-- Aim of the exercise --
Copy all the data exactly, except the pictures.

___ Supplied records ___

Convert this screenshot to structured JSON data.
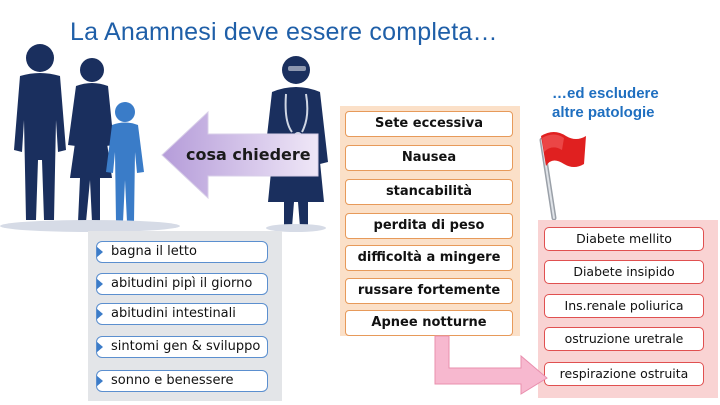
{
  "title": "La Anamnesi  deve essere completa…",
  "arrow_label": "cosa chiedere",
  "left_items": [
    "bagna il letto",
    "abitudini pipì il giorno",
    "abitudini intestinali",
    "sintomi gen & sviluppo",
    "sonno e benessere"
  ],
  "center_items": [
    "Sete eccessiva",
    "Nausea",
    "stancabilità",
    "perdita di peso",
    "difficoltà a mingere",
    "russare fortemente",
    "Apnee notturne"
  ],
  "right_title_line1": "…ed escludere",
  "right_title_line2": "altre patologie",
  "right_items": [
    "Diabete mellito",
    "Diabete insipido",
    "Ins.renale poliurica",
    "ostruzione uretrale",
    "respirazione ostruita"
  ],
  "colors": {
    "title": "#1f5fa8",
    "silhouette_dark": "#1a2f5e",
    "silhouette_child": "#3a7cc8",
    "arrow": "#c9b6e3",
    "flag": "#e02020"
  }
}
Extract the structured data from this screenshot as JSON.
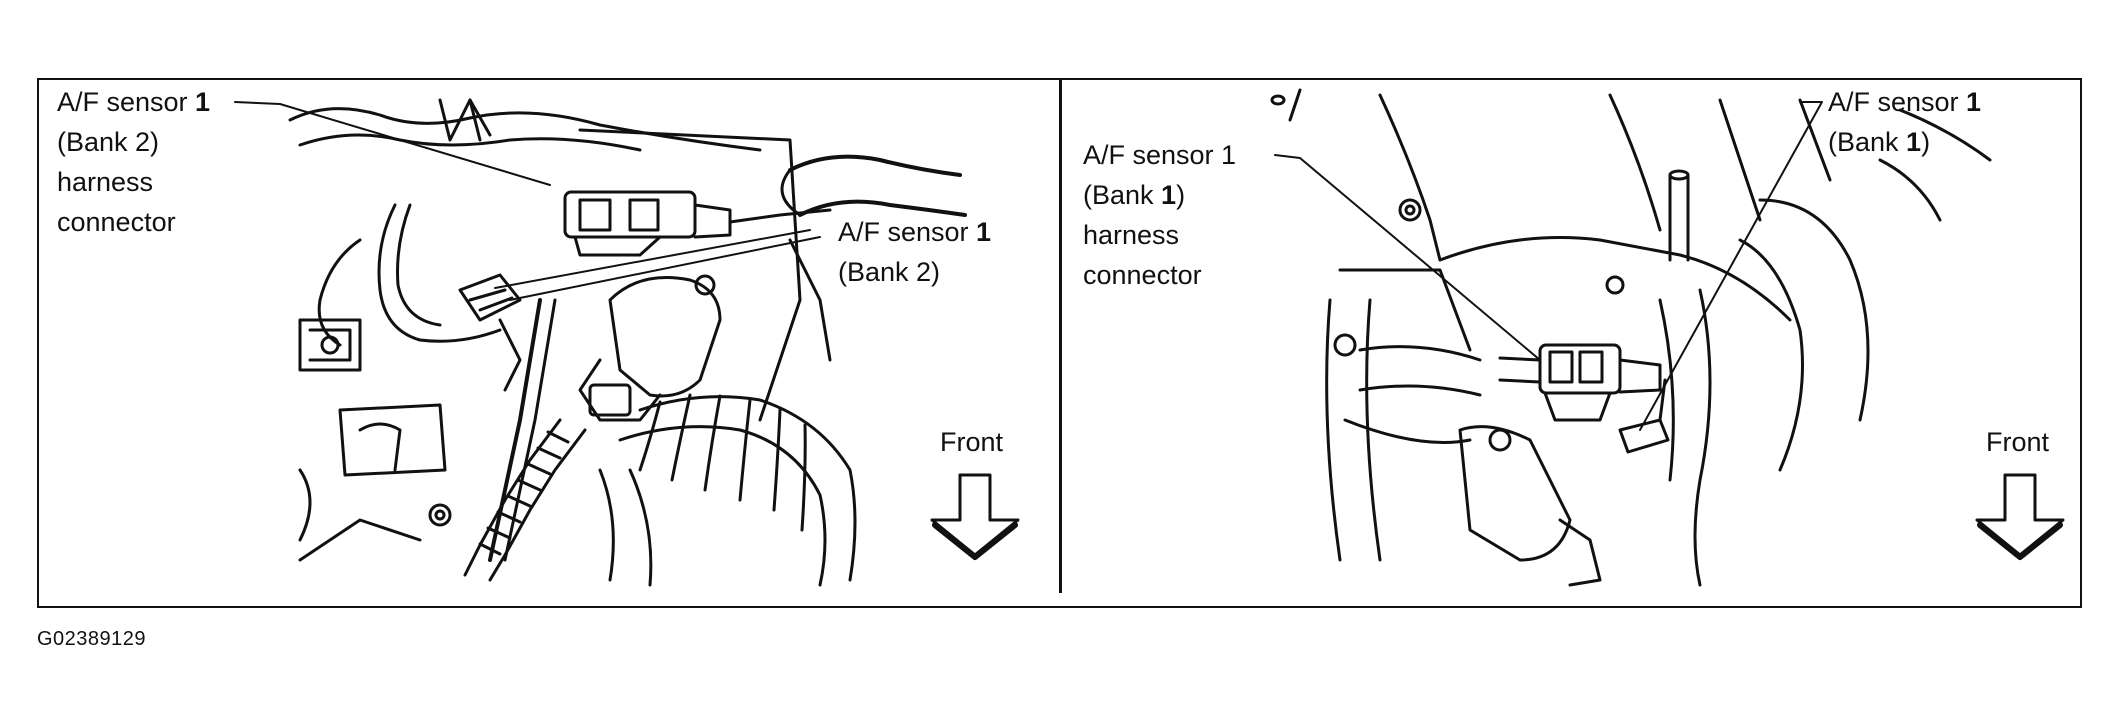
{
  "left_panel": {
    "connector_label": [
      "A/F sensor ",
      "1",
      "(Bank 2)",
      "harness",
      "connector"
    ],
    "sensor_label": [
      "A/F sensor ",
      "1",
      "(Bank 2)"
    ],
    "front_label": "Front"
  },
  "right_panel": {
    "connector_label": [
      "A/F sensor 1",
      "(Bank ",
      "1",
      ")",
      "harness",
      "connector"
    ],
    "sensor_label": [
      "A/F sensor ",
      "1",
      "(Bank ",
      "1",
      ")"
    ],
    "front_label": "Front"
  },
  "figure_code": "G02389129",
  "colors": {
    "ink": "#111111",
    "background": "#ffffff"
  }
}
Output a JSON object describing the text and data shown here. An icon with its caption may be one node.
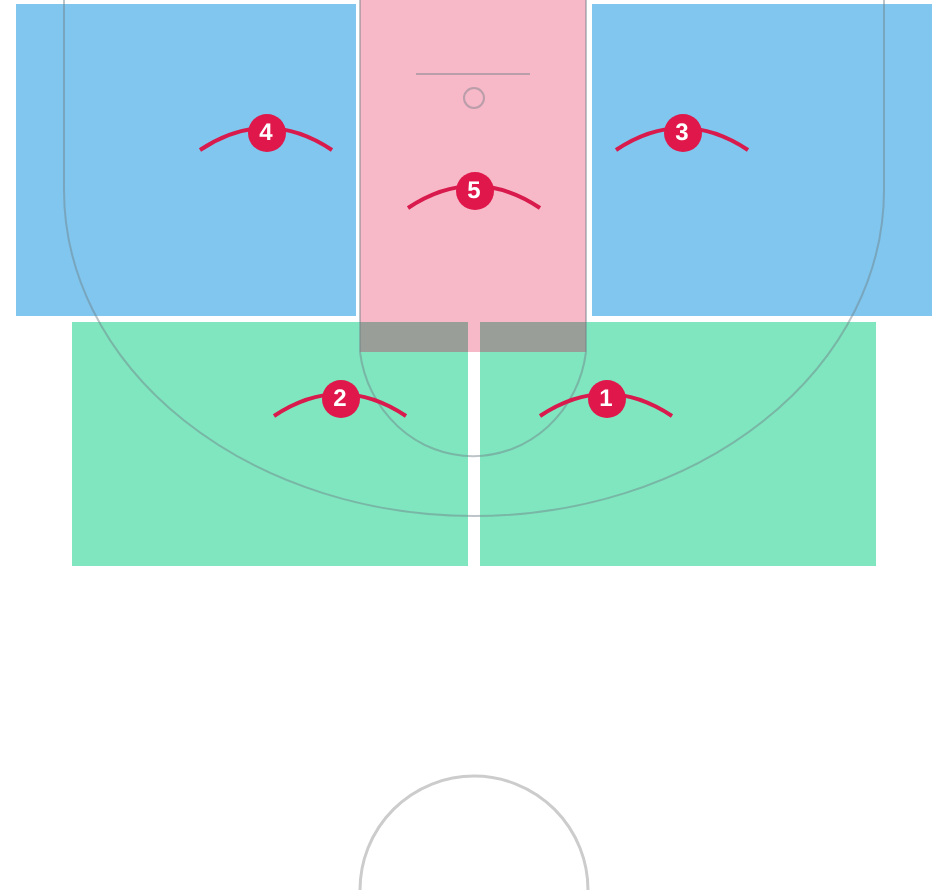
{
  "diagram": {
    "nodes": [
      {
        "text": [
          "4"
        ]
      },
      {
        "text": [
          "5"
        ]
      },
      {
        "text": [
          "3"
        ]
      },
      {
        "text": [
          "2"
        ]
      },
      {
        "text": [
          "1"
        ]
      }
    ]
  }
}
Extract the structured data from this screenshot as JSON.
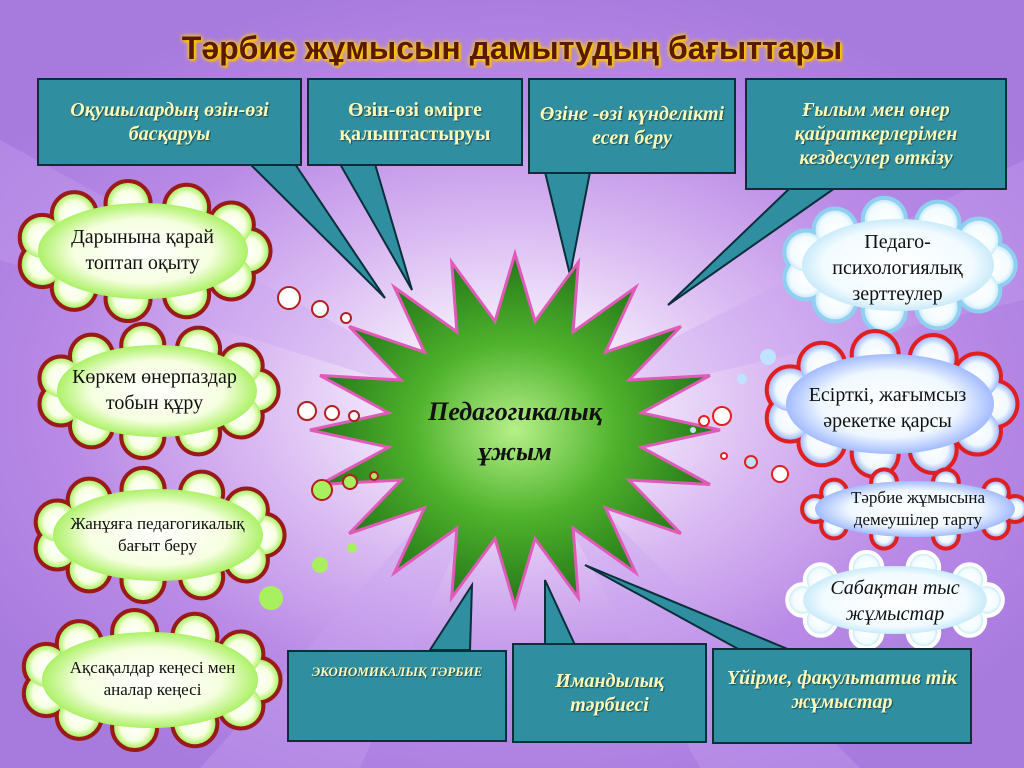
{
  "title": "Тәрбие жұмысын дамытудың бағыттары",
  "center": {
    "line1": "Педагогикалық",
    "line2": "ұжым"
  },
  "top_boxes": [
    {
      "text": "Оқушылардың өзін-өзі басқаруы"
    },
    {
      "text": "Өзін-өзі өмірге қалыптастыруы"
    },
    {
      "text": "Өзіне -өзі күнделікті есеп беру"
    },
    {
      "text": "Ғылым мен өнер қайраткерлерімен кездесулер өткізу"
    }
  ],
  "bottom_boxes": [
    {
      "text": "ЭКОНОМИКАЛЫҚ ТӘРБИЕ"
    },
    {
      "text": "Имандылық тәрбиесі"
    },
    {
      "text": "Үйірме, факультатив тік жұмыстар"
    }
  ],
  "left_clouds": [
    {
      "text": "Дарынына қарай топтап оқыту"
    },
    {
      "text": "Көркем өнерпаздар тобын құру"
    },
    {
      "text": "Жанұяға педагогикалық бағыт беру"
    },
    {
      "text": "Ақсақалдар кеңесі мен аналар кеңесі"
    }
  ],
  "right_clouds": [
    {
      "text": "Педаго-психологиялық зерттеулер"
    },
    {
      "text": "Есірткі, жағымсыз әрекетке қарсы"
    },
    {
      "text": "Тәрбие жұмысына демеушілер тарту"
    },
    {
      "text": "Сабақтан тыс жұмыстар"
    }
  ],
  "colors": {
    "box_fill": "#2f8fa0",
    "box_text": "#fff9b8",
    "star_fill": "#2e8b1e",
    "star_border": "#e05ab8",
    "cloud_green_fill": "#f4ffd8",
    "cloud_green_ring": "#7fe03a",
    "cloud_green_outline": "#9a1a1a",
    "cloud_blue_fill": "#e8f6ff",
    "cloud_blue_ring": "#4a40e0",
    "cloud_red_outline": "#e02020"
  }
}
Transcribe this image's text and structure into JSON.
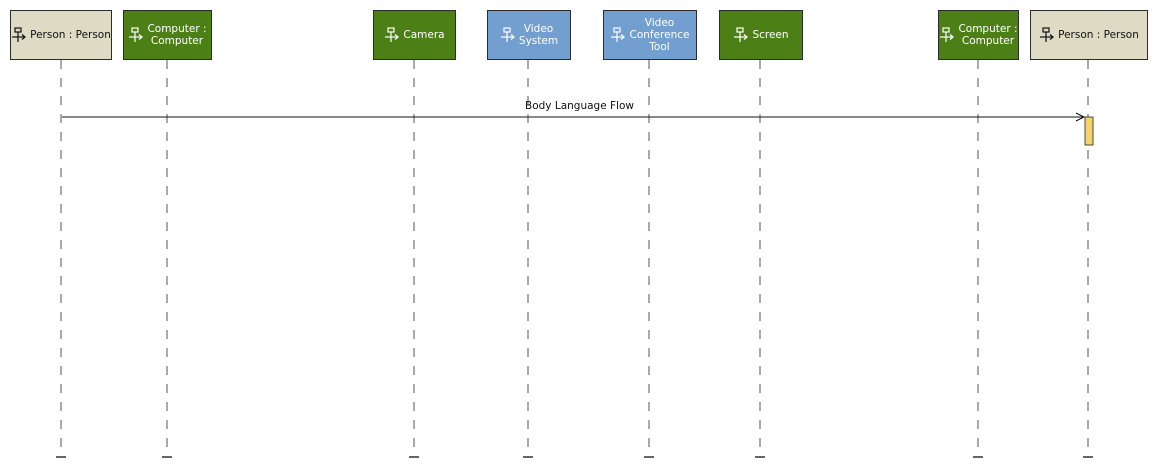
{
  "participants": [
    {
      "id": "p1",
      "label": "Person : Person",
      "fill": "#dddbc4",
      "text_color": "#111111"
    },
    {
      "id": "p2",
      "label": "Computer :\nComputer",
      "fill": "#4d7f17",
      "text_color": "#ffffff"
    },
    {
      "id": "p3",
      "label": "Camera",
      "fill": "#4d7f17",
      "text_color": "#ffffff"
    },
    {
      "id": "p4",
      "label": "Video\nSystem",
      "fill": "#729fcf",
      "text_color": "#ffffff"
    },
    {
      "id": "p5",
      "label": "Video\nConference\nTool",
      "fill": "#729fcf",
      "text_color": "#ffffff"
    },
    {
      "id": "p6",
      "label": "Screen",
      "fill": "#4d7f17",
      "text_color": "#ffffff"
    },
    {
      "id": "p7",
      "label": "Computer :\nComputer",
      "fill": "#4d7f17",
      "text_color": "#ffffff"
    },
    {
      "id": "p8",
      "label": "Person : Person",
      "fill": "#dddbc4",
      "text_color": "#111111"
    }
  ],
  "message": {
    "label": "Body Language Flow",
    "from": "p1",
    "to": "p8"
  },
  "activation_color": "#f4d36b",
  "icon": "participant-icon"
}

___

-- Answer to this exercise --
Convert this screenshot to structured JSON data.
{
  "title": "La Anamnesi  deve essere completa…",
  "arrow_label": "cosa chiedere",
  "left_items": [
    "bagna il letto",
    "abitudini pipì il giorno",
    "abitudini intestinali",
    "sintomi gen & sviluppo",
    "sonno e benessere"
  ],
  "center_items": [
    "Sete eccessiva",
    "Nausea",
    "stancabilità",
    "perdita di peso",
    "difficoltà a mingere",
    "russare fortemente",
    "Apnee notturne"
  ],
  "right_title_line1": "…ed escludere",
  "right_title_line2": "altre patologie",
  "right_items": [
    "Diabete mellito",
    "Diabete insipido",
    "Ins.renale poliurica",
    "ostruzione uretrale",
    "respirazione ostruita"
  ],
  "colors": {
    "title": "#1f5fa8",
    "silhouette_dark": "#1a2f5e",
    "silhouette_child": "#3a7cc8",
    "arrow": "#c9b6e3",
    "flag": "#e02020"
  }
}
Extract the structured data from this screenshot as JSON.
{
  "left_panel": {
    "connector_label": [
      "A/F sensor ",
      "1",
      "(Bank 2)",
      "harness",
      "connector"
    ],
    "sensor_label": [
      "A/F sensor ",
      "1",
      "(Bank 2)"
    ],
    "front_label": "Front"
  },
  "right_panel": {
    "connector_label": [
      "A/F sensor 1",
      "(Bank ",
      "1",
      ")",
      "harness",
      "connector"
    ],
    "sensor_label": [
      "A/F sensor ",
      "1",
      "(Bank ",
      "1",
      ")"
    ],
    "front_label": "Front"
  },
  "figure_code": "G02389129",
  "colors": {
    "ink": "#111111",
    "background": "#ffffff"
  }
}
Output a JSON object describing the text and data shown here. An icon with its caption may be one node.
{
  "diagram": {
    "nodes": [
      {
        "text": [
          "4"
        ]
      },
      {
        "text": [
          "5"
        ]
      },
      {
        "text": [
          "3"
        ]
      },
      {
        "text": [
          "2"
        ]
      },
      {
        "text": [
          "1"
        ]
      }
    ]
  }
}
Extract the structured data from this screenshot as JSON.
{
  "title": "Тәрбие жұмысын дамытудың бағыттары",
  "center": {
    "line1": "Педагогикалық",
    "line2": "ұжым"
  },
  "top_boxes": [
    {
      "text": "Оқушылардың өзін-өзі басқаруы"
    },
    {
      "text": "Өзін-өзі өмірге қалыптастыруы"
    },
    {
      "text": "Өзіне -өзі күнделікті есеп беру"
    },
    {
      "text": "Ғылым мен өнер қайраткерлерімен кездесулер өткізу"
    }
  ],
  "bottom_boxes": [
    {
      "text": "ЭКОНОМИКАЛЫҚ ТӘРБИЕ"
    },
    {
      "text": "Имандылық тәрбиесі"
    },
    {
      "text": "Үйірме, факультатив тік жұмыстар"
    }
  ],
  "left_clouds": [
    {
      "text": "Дарынына қарай топтап оқыту"
    },
    {
      "text": "Көркем өнерпаздар тобын құру"
    },
    {
      "text": "Жанұяға педагогикалық бағыт беру"
    },
    {
      "text": "Ақсақалдар кеңесі мен аналар кеңесі"
    }
  ],
  "right_clouds": [
    {
      "text": "Педаго-психологиялық зерттеулер"
    },
    {
      "text": "Есірткі, жағымсыз әрекетке қарсы"
    },
    {
      "text": "Тәрбие жұмысына демеушілер тарту"
    },
    {
      "text": "Сабақтан тыс жұмыстар"
    }
  ],
  "colors": {
    "box_fill": "#2f8fa0",
    "box_text": "#fff9b8",
    "star_fill": "#2e8b1e",
    "star_border": "#e05ab8",
    "cloud_green_fill": "#f4ffd8",
    "cloud_green_ring": "#7fe03a",
    "cloud_green_outline": "#9a1a1a",
    "cloud_blue_fill": "#e8f6ff",
    "cloud_blue_ring": "#4a40e0",
    "cloud_red_outline": "#e02020"
  }
}
Transcribe this image's text and structure into JSON.
{
  "participants": [
    {
      "id": "p1",
      "label": "Person : Person",
      "fill": "#dddbc4",
      "text_color": "#111111"
    },
    {
      "id": "p2",
      "label": "Computer :\nComputer",
      "fill": "#4d7f17",
      "text_color": "#ffffff"
    },
    {
      "id": "p3",
      "label": "Camera",
      "fill": "#4d7f17",
      "text_color": "#ffffff"
    },
    {
      "id": "p4",
      "label": "Video\nSystem",
      "fill": "#729fcf",
      "text_color": "#ffffff"
    },
    {
      "id": "p5",
      "label": "Video\nConference\nTool",
      "fill": "#729fcf",
      "text_color": "#ffffff"
    },
    {
      "id": "p6",
      "label": "Screen",
      "fill": "#4d7f17",
      "text_color": "#ffffff"
    },
    {
      "id": "p7",
      "label": "Computer :\nComputer",
      "fill": "#4d7f17",
      "text_color": "#ffffff"
    },
    {
      "id": "p8",
      "label": "Person : Person",
      "fill": "#dddbc4",
      "text_color": "#111111"
    }
  ],
  "message": {
    "label": "Body Language Flow",
    "from": "p1",
    "to": "p8"
  },
  "activation_color": "#f4d36b",
  "icon": "participant-icon"
}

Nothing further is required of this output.